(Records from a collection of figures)
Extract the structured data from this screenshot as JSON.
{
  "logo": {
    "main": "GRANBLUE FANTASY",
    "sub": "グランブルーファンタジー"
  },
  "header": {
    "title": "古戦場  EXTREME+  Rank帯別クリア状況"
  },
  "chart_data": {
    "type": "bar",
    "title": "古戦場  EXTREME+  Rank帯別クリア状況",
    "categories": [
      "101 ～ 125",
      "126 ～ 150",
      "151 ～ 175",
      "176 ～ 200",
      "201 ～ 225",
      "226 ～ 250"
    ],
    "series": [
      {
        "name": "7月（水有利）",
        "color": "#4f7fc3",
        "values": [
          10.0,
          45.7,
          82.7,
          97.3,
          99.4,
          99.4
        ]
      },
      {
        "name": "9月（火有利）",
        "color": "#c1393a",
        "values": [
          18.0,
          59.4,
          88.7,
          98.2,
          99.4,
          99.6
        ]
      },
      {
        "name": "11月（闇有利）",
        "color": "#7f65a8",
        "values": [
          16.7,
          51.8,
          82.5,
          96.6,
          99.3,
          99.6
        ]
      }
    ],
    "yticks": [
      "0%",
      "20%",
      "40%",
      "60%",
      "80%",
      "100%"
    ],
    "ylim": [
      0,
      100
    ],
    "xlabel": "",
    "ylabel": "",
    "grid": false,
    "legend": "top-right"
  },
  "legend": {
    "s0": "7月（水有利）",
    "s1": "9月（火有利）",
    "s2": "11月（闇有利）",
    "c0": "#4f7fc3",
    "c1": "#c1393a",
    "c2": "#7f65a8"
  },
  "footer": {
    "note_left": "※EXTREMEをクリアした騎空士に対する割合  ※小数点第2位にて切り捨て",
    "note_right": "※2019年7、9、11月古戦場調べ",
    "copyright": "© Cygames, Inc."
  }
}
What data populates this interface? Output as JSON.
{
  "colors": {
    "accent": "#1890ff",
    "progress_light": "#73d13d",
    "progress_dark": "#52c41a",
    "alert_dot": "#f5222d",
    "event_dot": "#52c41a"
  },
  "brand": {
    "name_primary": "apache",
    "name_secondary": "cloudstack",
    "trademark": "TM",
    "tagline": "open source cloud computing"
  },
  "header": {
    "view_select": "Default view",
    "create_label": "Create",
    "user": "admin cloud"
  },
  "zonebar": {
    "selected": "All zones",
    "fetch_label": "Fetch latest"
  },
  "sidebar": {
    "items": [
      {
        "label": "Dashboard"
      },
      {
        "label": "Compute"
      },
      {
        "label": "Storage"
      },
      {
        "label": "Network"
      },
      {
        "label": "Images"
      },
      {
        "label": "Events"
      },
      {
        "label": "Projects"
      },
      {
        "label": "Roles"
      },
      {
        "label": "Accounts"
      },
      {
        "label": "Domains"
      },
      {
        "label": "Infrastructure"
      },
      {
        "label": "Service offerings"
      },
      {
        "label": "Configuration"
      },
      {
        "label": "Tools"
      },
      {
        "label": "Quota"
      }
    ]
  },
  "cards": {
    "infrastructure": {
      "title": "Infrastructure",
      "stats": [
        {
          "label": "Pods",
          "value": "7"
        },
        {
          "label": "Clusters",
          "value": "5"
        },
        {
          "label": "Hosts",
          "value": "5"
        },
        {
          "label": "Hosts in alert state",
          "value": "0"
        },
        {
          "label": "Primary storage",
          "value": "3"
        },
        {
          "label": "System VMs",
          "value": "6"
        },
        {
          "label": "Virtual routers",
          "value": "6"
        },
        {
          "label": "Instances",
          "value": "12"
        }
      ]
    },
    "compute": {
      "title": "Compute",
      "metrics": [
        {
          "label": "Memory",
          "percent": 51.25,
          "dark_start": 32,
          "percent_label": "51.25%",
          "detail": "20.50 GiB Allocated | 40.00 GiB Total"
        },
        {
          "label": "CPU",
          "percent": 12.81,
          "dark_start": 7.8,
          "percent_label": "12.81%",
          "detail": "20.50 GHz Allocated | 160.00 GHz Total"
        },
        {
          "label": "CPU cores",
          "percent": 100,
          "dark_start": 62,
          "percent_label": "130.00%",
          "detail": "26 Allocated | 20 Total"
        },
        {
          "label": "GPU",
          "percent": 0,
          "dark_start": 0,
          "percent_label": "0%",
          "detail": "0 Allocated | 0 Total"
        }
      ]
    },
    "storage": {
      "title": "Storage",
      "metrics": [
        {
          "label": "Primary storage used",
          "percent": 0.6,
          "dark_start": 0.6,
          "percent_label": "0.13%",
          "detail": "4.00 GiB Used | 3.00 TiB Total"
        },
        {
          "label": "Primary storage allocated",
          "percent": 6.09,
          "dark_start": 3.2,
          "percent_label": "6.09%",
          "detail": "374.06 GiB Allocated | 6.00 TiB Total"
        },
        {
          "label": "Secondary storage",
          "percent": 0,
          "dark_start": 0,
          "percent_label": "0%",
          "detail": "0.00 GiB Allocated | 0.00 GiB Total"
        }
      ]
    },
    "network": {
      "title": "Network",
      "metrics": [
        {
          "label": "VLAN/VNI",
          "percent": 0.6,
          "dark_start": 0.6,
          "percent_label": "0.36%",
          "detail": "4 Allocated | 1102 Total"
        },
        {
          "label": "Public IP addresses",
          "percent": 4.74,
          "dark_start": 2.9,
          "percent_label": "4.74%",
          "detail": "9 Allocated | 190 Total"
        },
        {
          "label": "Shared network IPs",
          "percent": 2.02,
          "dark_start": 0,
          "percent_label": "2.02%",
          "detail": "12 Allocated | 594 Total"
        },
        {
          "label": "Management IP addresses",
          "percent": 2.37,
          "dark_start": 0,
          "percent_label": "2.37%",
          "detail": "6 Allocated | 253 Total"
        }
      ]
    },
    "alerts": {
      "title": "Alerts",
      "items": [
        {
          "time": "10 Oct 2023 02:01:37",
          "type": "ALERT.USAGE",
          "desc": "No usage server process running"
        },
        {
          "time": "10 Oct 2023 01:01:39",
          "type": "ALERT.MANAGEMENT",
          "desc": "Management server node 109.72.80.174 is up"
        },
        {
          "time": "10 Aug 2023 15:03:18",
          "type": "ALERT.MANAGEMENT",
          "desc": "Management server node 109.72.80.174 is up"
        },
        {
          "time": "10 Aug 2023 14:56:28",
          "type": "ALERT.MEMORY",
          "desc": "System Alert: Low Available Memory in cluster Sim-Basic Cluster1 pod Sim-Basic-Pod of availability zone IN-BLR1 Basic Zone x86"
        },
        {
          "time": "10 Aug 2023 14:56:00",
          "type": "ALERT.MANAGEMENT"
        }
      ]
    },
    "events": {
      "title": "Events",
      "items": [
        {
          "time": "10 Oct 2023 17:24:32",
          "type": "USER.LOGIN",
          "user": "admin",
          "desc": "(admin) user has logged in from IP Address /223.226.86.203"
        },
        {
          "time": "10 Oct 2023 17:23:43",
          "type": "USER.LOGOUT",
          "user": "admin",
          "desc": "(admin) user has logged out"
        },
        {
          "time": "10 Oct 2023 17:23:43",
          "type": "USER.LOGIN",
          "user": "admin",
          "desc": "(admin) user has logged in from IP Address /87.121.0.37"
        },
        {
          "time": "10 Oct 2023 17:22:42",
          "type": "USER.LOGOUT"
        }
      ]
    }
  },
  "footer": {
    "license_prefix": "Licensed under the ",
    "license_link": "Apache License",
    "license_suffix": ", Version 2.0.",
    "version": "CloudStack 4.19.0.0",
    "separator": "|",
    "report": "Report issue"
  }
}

### Directions for this task
Search the entries for the word "admin", then list each line that holds it.

### The response
    "user": "admin cloud"
          "user": "admin",
          "desc": "(admin) user has logged in from IP Address /223.226.86.203"
          "user": "admin",
          "desc": "(admin) user has logged out"
          "user": "admin",
          "desc": "(admin) user has logged in from IP Address /87.121.0.37"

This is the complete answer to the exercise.